╭──
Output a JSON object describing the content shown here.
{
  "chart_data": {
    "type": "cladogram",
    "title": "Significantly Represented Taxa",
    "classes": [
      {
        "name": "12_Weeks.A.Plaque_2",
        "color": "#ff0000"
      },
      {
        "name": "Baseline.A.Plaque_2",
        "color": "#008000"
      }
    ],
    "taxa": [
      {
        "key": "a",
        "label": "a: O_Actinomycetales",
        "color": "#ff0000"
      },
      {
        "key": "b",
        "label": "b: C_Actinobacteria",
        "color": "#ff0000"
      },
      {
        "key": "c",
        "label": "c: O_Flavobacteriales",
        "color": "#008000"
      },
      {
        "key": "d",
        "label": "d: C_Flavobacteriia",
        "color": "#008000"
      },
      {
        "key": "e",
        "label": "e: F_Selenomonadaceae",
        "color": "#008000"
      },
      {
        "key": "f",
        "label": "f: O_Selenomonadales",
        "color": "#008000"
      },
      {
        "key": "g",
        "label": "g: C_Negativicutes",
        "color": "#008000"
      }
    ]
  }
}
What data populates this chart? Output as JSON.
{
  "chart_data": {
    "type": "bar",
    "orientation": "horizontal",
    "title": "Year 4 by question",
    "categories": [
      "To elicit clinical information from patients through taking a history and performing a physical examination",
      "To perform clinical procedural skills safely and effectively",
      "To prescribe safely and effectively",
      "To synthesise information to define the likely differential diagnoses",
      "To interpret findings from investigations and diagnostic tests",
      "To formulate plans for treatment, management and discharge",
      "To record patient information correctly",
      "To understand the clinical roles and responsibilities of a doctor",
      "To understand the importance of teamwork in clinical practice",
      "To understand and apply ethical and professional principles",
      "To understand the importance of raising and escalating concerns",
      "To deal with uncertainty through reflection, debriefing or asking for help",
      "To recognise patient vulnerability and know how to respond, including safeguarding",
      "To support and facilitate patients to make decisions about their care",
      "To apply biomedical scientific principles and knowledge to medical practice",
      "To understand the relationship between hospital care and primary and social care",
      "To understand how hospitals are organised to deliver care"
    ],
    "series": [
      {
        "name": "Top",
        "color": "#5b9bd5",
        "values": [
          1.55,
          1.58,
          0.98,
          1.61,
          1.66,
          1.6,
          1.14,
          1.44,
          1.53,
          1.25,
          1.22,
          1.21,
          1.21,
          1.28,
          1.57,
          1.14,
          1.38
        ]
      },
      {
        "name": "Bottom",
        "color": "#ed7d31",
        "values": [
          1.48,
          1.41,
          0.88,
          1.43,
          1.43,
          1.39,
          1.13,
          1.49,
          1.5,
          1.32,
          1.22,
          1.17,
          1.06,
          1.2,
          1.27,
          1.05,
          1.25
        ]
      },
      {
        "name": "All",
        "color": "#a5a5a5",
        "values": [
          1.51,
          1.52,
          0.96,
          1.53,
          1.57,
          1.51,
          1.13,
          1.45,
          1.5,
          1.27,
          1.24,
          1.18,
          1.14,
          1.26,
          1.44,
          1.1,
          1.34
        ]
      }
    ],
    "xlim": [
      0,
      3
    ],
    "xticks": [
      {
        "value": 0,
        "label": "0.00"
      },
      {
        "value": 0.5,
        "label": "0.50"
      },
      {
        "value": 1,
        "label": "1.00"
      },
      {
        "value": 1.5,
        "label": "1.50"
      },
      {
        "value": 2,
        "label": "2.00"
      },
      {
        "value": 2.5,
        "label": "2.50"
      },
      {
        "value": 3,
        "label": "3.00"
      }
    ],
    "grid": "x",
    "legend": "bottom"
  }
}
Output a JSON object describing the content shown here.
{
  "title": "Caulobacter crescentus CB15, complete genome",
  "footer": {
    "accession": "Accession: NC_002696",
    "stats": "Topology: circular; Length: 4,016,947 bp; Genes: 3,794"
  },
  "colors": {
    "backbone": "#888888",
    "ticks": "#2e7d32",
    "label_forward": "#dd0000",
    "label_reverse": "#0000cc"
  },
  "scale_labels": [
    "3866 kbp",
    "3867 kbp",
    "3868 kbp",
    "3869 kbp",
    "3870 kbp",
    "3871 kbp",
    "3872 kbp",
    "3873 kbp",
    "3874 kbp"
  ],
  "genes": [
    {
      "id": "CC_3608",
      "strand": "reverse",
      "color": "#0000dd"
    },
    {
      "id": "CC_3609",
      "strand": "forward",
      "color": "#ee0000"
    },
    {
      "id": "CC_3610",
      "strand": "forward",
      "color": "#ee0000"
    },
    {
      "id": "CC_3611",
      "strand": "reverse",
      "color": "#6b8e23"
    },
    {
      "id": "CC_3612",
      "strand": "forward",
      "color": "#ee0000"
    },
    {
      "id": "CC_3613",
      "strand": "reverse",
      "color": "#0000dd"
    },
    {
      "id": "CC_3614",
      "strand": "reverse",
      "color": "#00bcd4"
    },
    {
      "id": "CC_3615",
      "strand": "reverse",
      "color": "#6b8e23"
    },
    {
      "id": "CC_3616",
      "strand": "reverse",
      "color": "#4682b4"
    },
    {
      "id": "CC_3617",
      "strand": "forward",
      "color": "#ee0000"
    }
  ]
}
╰──
WORK REQUIRED: Only lines holding the word "safely" are wanted, so copy each of them from the records above.

FINISHED EXERCISE:
      "To perform clinical procedural skills safely and effectively",
      "To prescribe safely and effectively",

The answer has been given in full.